Copy out each line in the material below that has the word "Contributions".

** Begin Stored records **

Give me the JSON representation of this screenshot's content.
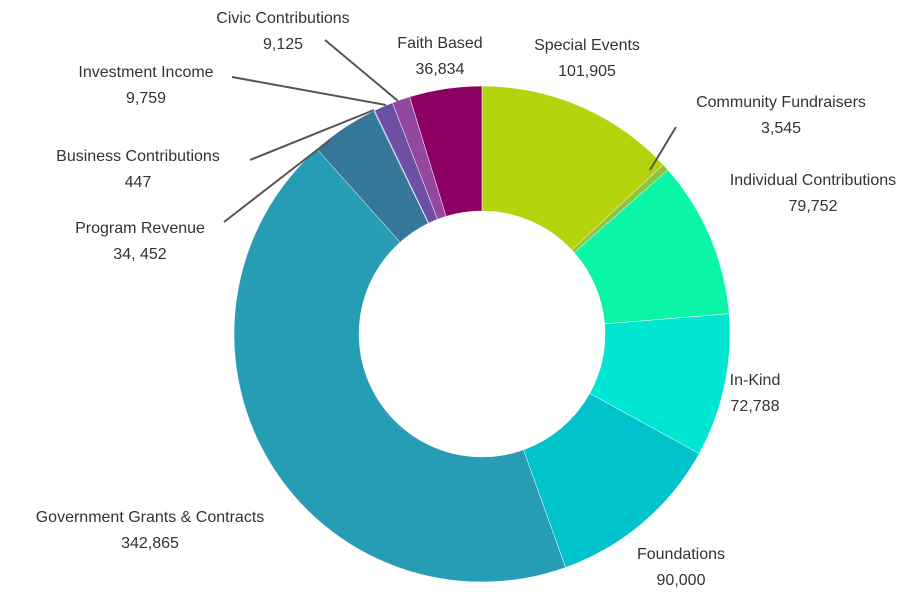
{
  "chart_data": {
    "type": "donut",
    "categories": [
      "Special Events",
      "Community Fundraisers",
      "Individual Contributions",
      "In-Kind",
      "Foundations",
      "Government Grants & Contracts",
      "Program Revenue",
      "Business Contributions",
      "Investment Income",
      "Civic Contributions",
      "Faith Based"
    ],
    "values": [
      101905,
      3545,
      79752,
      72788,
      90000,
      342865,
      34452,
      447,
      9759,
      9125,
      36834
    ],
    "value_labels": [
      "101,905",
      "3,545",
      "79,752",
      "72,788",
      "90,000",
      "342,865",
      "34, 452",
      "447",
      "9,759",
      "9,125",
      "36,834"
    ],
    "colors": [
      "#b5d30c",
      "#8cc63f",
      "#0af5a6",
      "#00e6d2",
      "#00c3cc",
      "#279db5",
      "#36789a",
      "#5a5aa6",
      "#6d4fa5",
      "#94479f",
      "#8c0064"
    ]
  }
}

** End Stored records **

**Correct output**.
      "Individual Contributions",
      "Business Contributions",
      "Civic Contributions",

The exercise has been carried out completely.